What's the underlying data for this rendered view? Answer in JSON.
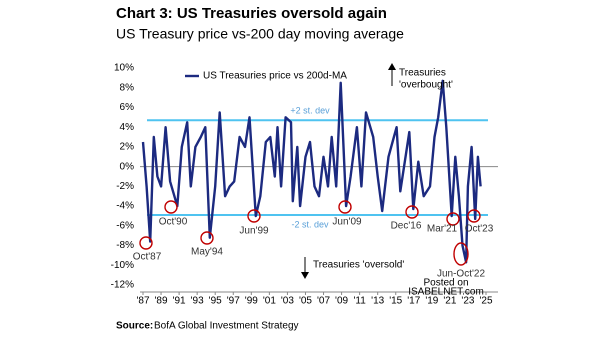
{
  "chart_data": {
    "type": "line",
    "title": "Chart 3: US Treasuries oversold again",
    "subtitle": "US Treasury price vs-200 day moving average",
    "source_label": "Source:",
    "source": "BofA Global Investment Strategy",
    "watermark": [
      "Posted on",
      "ISABELNET.com"
    ],
    "x": [
      1987.0,
      1987.4,
      1987.8,
      1988.2,
      1988.6,
      1989.0,
      1989.5,
      1990.0,
      1990.8,
      1991.3,
      1991.9,
      1992.3,
      1992.8,
      1993.4,
      1993.9,
      1994.4,
      1995.0,
      1995.5,
      1996.1,
      1996.6,
      1997.1,
      1997.7,
      1998.3,
      1998.8,
      1999.5,
      2000.0,
      2000.6,
      2001.1,
      2001.6,
      2001.9,
      2002.3,
      2002.8,
      2003.4,
      2003.6,
      2004.1,
      2004.4,
      2005.0,
      2005.5,
      2006.0,
      2006.5,
      2007.0,
      2007.5,
      2007.9,
      2008.4,
      2008.9,
      2009.5,
      2010.0,
      2010.7,
      2011.2,
      2011.7,
      2012.5,
      2013.0,
      2013.5,
      2014.2,
      2014.8,
      2015.1,
      2015.5,
      2016.5,
      2016.95,
      2017.5,
      2018.1,
      2018.8,
      2019.3,
      2019.7,
      2020.2,
      2020.6,
      2021.2,
      2021.6,
      2022.0,
      2022.4,
      2022.8,
      2023.0,
      2023.4,
      2023.8,
      2024.1,
      2024.4
    ],
    "series": [
      {
        "name": "US Treasuries price vs 200d-MA",
        "color": "#1c2a80",
        "values": [
          2.5,
          -2,
          -7.6,
          3,
          -1,
          -2,
          4,
          -1.5,
          -4,
          2,
          4.5,
          -2,
          2,
          3,
          4,
          -7.2,
          -2,
          5.5,
          -3,
          -2,
          -1.5,
          3,
          2,
          5,
          -5,
          -3,
          2.5,
          3,
          -1,
          4,
          -2,
          5,
          4.5,
          -3.5,
          2,
          -4,
          1,
          2.5,
          -2,
          -3,
          1,
          -2,
          3,
          -2,
          8.5,
          -4,
          -1,
          4,
          -2,
          5.5,
          3,
          -1,
          -4.5,
          1,
          3,
          4,
          -2.5,
          3.5,
          -4.3,
          0.5,
          -3,
          -2,
          3,
          5,
          8.7,
          4,
          -5,
          1,
          -3,
          -8,
          -9.7,
          -2,
          2,
          -5.3,
          1,
          -2
        ]
      }
    ],
    "xlim": [
      1987,
      2025
    ],
    "ylim": [
      -12,
      10
    ],
    "xticks": [
      {
        "value": 1987,
        "label": "'87"
      },
      {
        "value": 1989,
        "label": "'89"
      },
      {
        "value": 1991,
        "label": "'91"
      },
      {
        "value": 1993,
        "label": "'93"
      },
      {
        "value": 1995,
        "label": "'95"
      },
      {
        "value": 1997,
        "label": "'97"
      },
      {
        "value": 1999,
        "label": "'99"
      },
      {
        "value": 2001,
        "label": "'01"
      },
      {
        "value": 2003,
        "label": "'03"
      },
      {
        "value": 2005,
        "label": "'05"
      },
      {
        "value": 2007,
        "label": "'07"
      },
      {
        "value": 2009,
        "label": "'09"
      },
      {
        "value": 2011,
        "label": "'11"
      },
      {
        "value": 2013,
        "label": "'13"
      },
      {
        "value": 2015,
        "label": "'15"
      },
      {
        "value": 2017,
        "label": "'17"
      },
      {
        "value": 2019,
        "label": "'19"
      },
      {
        "value": 2021,
        "label": "'21"
      },
      {
        "value": 2023,
        "label": "'23"
      },
      {
        "value": 2025,
        "label": "'25"
      }
    ],
    "yticks": [
      {
        "value": 10,
        "label": "10%"
      },
      {
        "value": 8,
        "label": "8%"
      },
      {
        "value": 6,
        "label": "6%"
      },
      {
        "value": 4,
        "label": "4%"
      },
      {
        "value": 2,
        "label": "2%"
      },
      {
        "value": 0,
        "label": "0%"
      },
      {
        "value": -2,
        "label": "-2%"
      },
      {
        "value": -4,
        "label": "-4%"
      },
      {
        "value": -6,
        "label": "-6%"
      },
      {
        "value": -8,
        "label": "-8%"
      },
      {
        "value": -10,
        "label": "-10%"
      },
      {
        "value": -12,
        "label": "-12%"
      }
    ],
    "zero_line": true,
    "reference_lines": [
      {
        "value": 4.7,
        "label": "+2 st. dev",
        "color": "#4fc3f0"
      },
      {
        "value": -4.9,
        "label": "-2 st. dev",
        "color": "#4fc3f0"
      }
    ],
    "overbought_note": [
      "Treasuries",
      "'overbought'"
    ],
    "oversold_note": "Treasuries 'oversold'",
    "events": [
      "Oct'87",
      "Oct'90",
      "May'94",
      "Jun'99",
      "Jun'09",
      "Dec'16",
      "Mar'21",
      "Jun-Oct'22",
      "Oct'23"
    ],
    "event_color": "#c00000",
    "legend": "top-left"
  }
}
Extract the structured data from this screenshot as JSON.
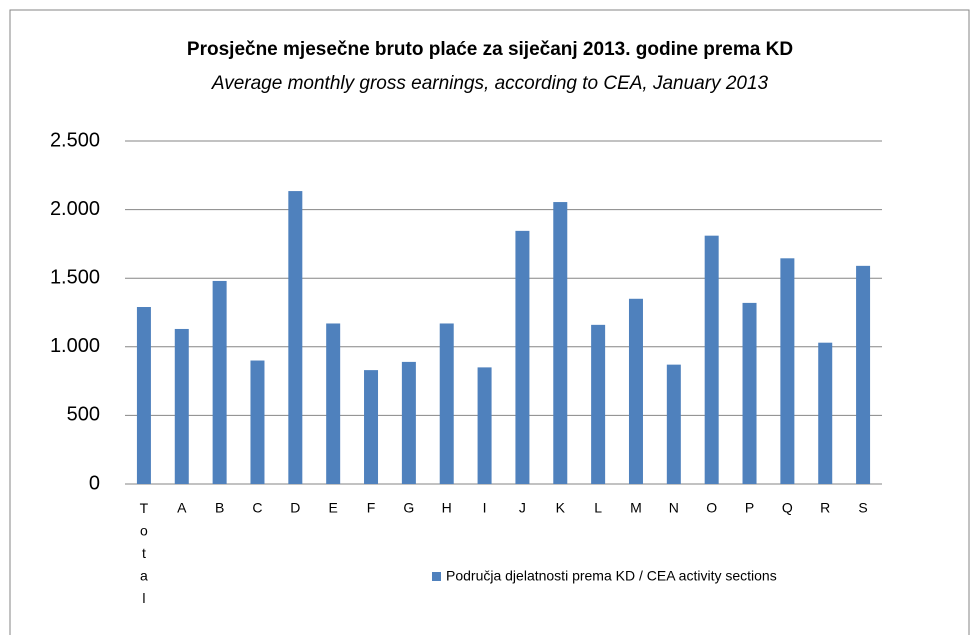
{
  "chart_data": {
    "type": "bar",
    "title": "Prosječne mjesečne bruto plaće za siječanj 2013. godine prema KD",
    "subtitle": "Average monthly gross earnings, according to CEA, January 2013",
    "categories": [
      "Total",
      "A",
      "B",
      "C",
      "D",
      "E",
      "F",
      "G",
      "H",
      "I",
      "J",
      "K",
      "L",
      "M",
      "N",
      "O",
      "P",
      "Q",
      "R",
      "S"
    ],
    "series": [
      {
        "name": "Područja djelatnosti prema KD / CEA activity sections",
        "color": "#4f81bd",
        "values": [
          1290,
          1130,
          1480,
          900,
          2135,
          1170,
          830,
          890,
          1170,
          850,
          1845,
          2055,
          1160,
          1350,
          870,
          1810,
          1320,
          1645,
          1030,
          1590
        ]
      }
    ],
    "ylim": [
      0,
      2500
    ],
    "yticks": [
      0,
      500,
      {
        "value": 1000,
        "label": "1.000"
      },
      {
        "value": 1500,
        "label": "1.500"
      },
      {
        "value": 2000,
        "label": "2.000"
      },
      {
        "value": 2500,
        "label": "2.500"
      }
    ],
    "grid": true,
    "legend": "bottom"
  }
}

## [WHAT TO DO]
Find the word "prema" in the material, then list each line that holds it.

## [EXERCISE ANSWER]
    "title": "Prosječne mjesečne bruto plaće za siječanj 2013. godine prema KD",
        "name": "Područja djelatnosti prema KD / CEA activity sections",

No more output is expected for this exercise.